WHAT YOU NEED TO DO: Below are some records: retype them all exactly, but not the pictures.

DATASET ROWS:
++++
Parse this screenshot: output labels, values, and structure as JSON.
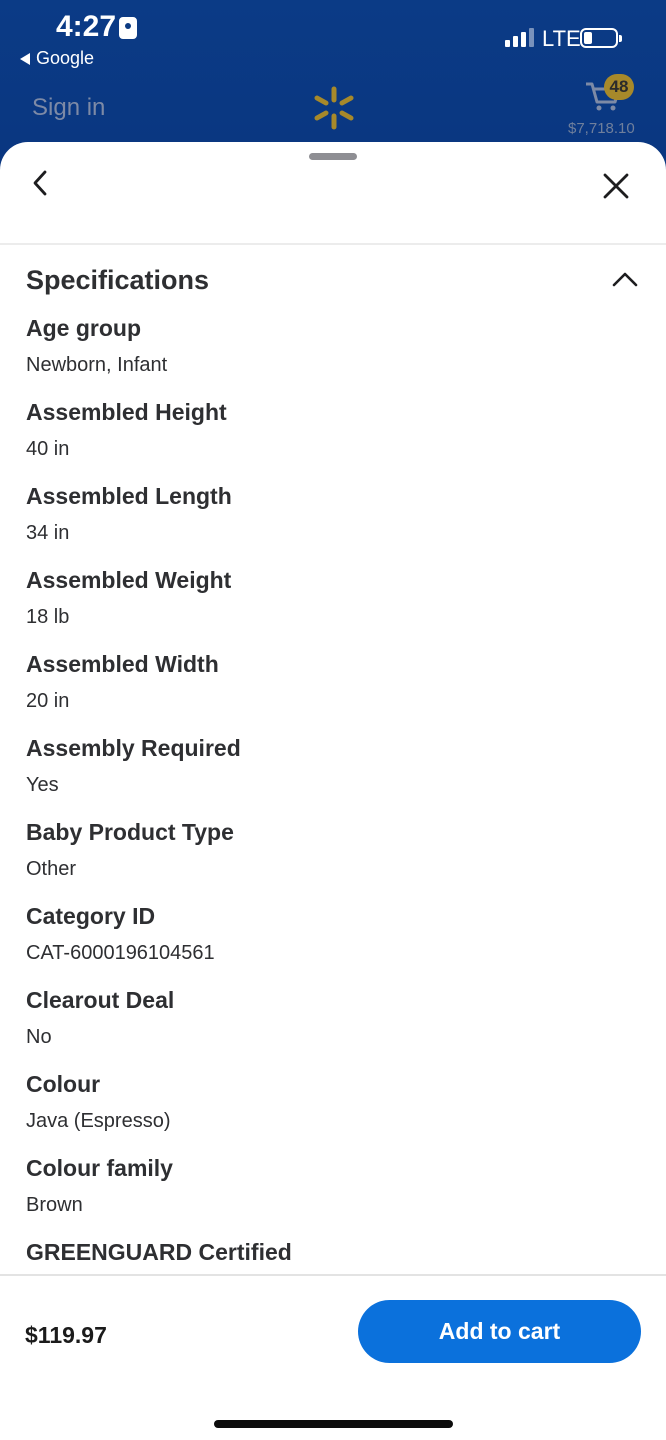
{
  "status_bar": {
    "time": "4:27",
    "back_app": "Google",
    "network": "LTE"
  },
  "app_header": {
    "sign_in": "Sign in",
    "cart_count": "48",
    "cart_total": "$7,718.10"
  },
  "sheet": {
    "section_title": "Specifications",
    "specs": [
      {
        "label": "Age group",
        "value": "Newborn, Infant"
      },
      {
        "label": "Assembled Height",
        "value": "40 in"
      },
      {
        "label": "Assembled Length",
        "value": "34 in"
      },
      {
        "label": "Assembled Weight",
        "value": "18 lb"
      },
      {
        "label": "Assembled Width",
        "value": "20 in"
      },
      {
        "label": "Assembly Required",
        "value": "Yes"
      },
      {
        "label": "Baby Product Type",
        "value": "Other"
      },
      {
        "label": "Category ID",
        "value": "CAT-6000196104561"
      },
      {
        "label": "Clearout Deal",
        "value": "No"
      },
      {
        "label": "Colour",
        "value": "Java (Espresso)"
      },
      {
        "label": "Colour family",
        "value": "Brown"
      },
      {
        "label": "GREENGUARD Certified",
        "value": ""
      }
    ]
  },
  "footer": {
    "price": "$119.97",
    "add_to_cart": "Add to cart"
  },
  "colors": {
    "header_bg": "#0b3a82",
    "button_blue": "#0b71dc",
    "spark_yellow": "#a7892a"
  }
}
++++
RESPONSE TO THIS EXERCISE:
Parse this screenshot: output labels, values, and structure as JSON.
{
  "status_bar": {
    "time": "4:27",
    "back_app": "Google",
    "network": "LTE"
  },
  "app_header": {
    "sign_in": "Sign in",
    "cart_count": "48",
    "cart_total": "$7,718.10"
  },
  "sheet": {
    "section_title": "Specifications",
    "specs": [
      {
        "label": "Age group",
        "value": "Newborn, Infant"
      },
      {
        "label": "Assembled Height",
        "value": "40 in"
      },
      {
        "label": "Assembled Length",
        "value": "34 in"
      },
      {
        "label": "Assembled Weight",
        "value": "18 lb"
      },
      {
        "label": "Assembled Width",
        "value": "20 in"
      },
      {
        "label": "Assembly Required",
        "value": "Yes"
      },
      {
        "label": "Baby Product Type",
        "value": "Other"
      },
      {
        "label": "Category ID",
        "value": "CAT-6000196104561"
      },
      {
        "label": "Clearout Deal",
        "value": "No"
      },
      {
        "label": "Colour",
        "value": "Java (Espresso)"
      },
      {
        "label": "Colour family",
        "value": "Brown"
      },
      {
        "label": "GREENGUARD Certified",
        "value": ""
      }
    ]
  },
  "footer": {
    "price": "$119.97",
    "add_to_cart": "Add to cart"
  },
  "colors": {
    "header_bg": "#0b3a82",
    "button_blue": "#0b71dc",
    "spark_yellow": "#a7892a"
  }
}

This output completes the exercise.